What this task involves
Keep the images out and copy every entry below exactly.
Supplied records start
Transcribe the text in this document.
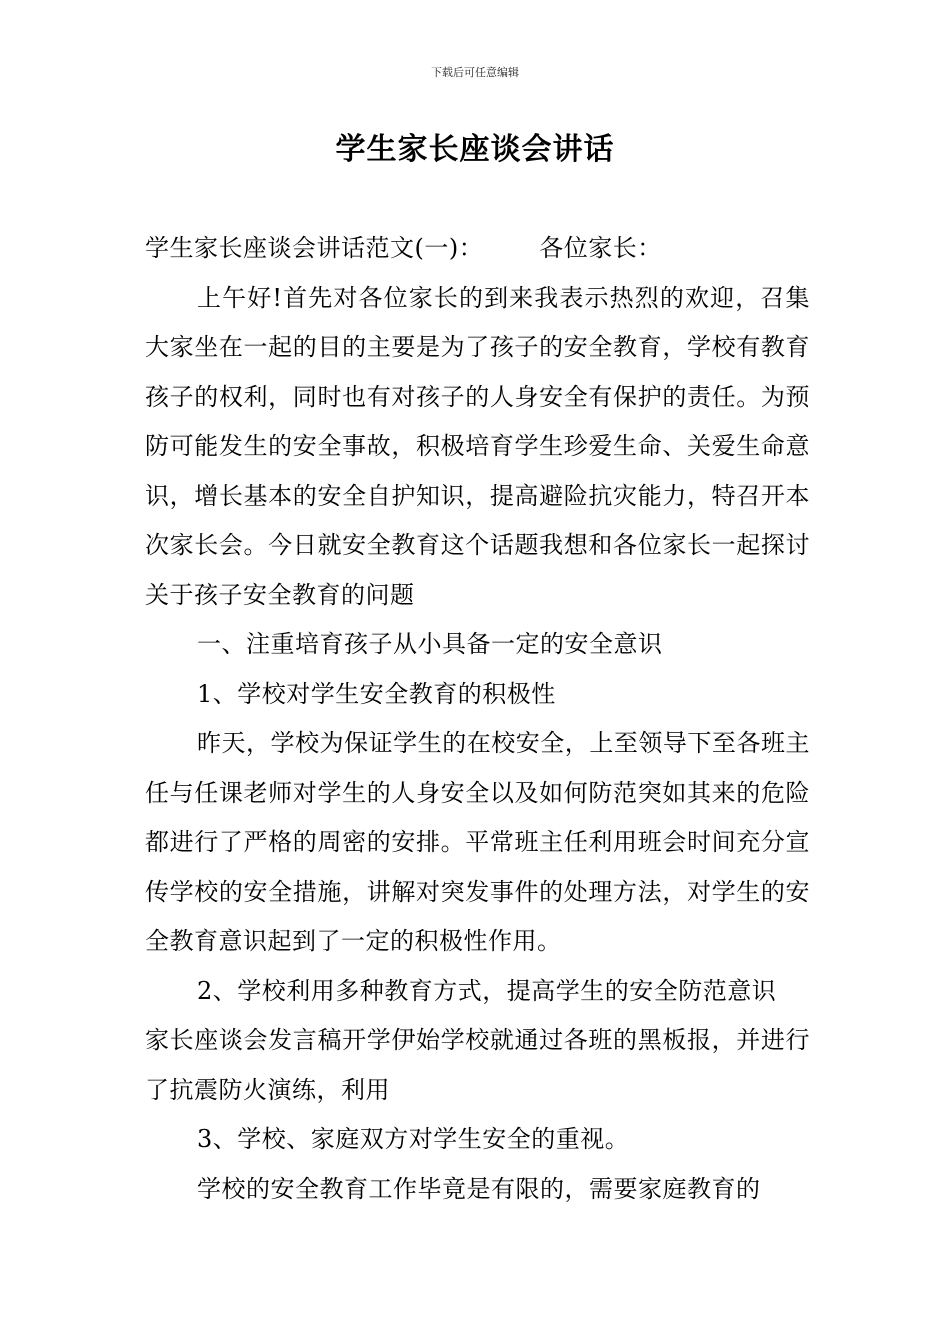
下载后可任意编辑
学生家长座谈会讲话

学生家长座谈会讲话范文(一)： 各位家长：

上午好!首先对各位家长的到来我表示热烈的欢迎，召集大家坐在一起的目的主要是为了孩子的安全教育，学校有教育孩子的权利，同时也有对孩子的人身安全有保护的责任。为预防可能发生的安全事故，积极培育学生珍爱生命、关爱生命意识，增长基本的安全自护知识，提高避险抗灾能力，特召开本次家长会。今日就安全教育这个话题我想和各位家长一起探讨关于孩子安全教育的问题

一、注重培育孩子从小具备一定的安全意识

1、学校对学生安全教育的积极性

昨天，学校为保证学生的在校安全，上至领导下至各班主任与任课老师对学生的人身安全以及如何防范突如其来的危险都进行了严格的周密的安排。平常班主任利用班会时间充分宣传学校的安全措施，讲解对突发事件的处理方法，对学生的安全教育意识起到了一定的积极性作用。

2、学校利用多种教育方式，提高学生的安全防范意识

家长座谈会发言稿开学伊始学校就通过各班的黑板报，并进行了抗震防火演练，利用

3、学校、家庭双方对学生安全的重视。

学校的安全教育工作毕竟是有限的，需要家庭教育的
Supplied records end
Finished answer
Transcribe the text in this document.
下载后可任意编辑
学生家长座谈会讲话

学生家长座谈会讲话范文(一)： 各位家长：

上午好!首先对各位家长的到来我表示热烈的欢迎，召集大家坐在一起的目的主要是为了孩子的安全教育，学校有教育孩子的权利，同时也有对孩子的人身安全有保护的责任。为预防可能发生的安全事故，积极培育学生珍爱生命、关爱生命意识，增长基本的安全自护知识，提高避险抗灾能力，特召开本次家长会。今日就安全教育这个话题我想和各位家长一起探讨关于孩子安全教育的问题

一、注重培育孩子从小具备一定的安全意识

1、学校对学生安全教育的积极性

昨天，学校为保证学生的在校安全，上至领导下至各班主任与任课老师对学生的人身安全以及如何防范突如其来的危险都进行了严格的周密的安排。平常班主任利用班会时间充分宣传学校的安全措施，讲解对突发事件的处理方法，对学生的安全教育意识起到了一定的积极性作用。

2、学校利用多种教育方式，提高学生的安全防范意识

家长座谈会发言稿开学伊始学校就通过各班的黑板报，并进行了抗震防火演练，利用

3、学校、家庭双方对学生安全的重视。

学校的安全教育工作毕竟是有限的，需要家庭教育的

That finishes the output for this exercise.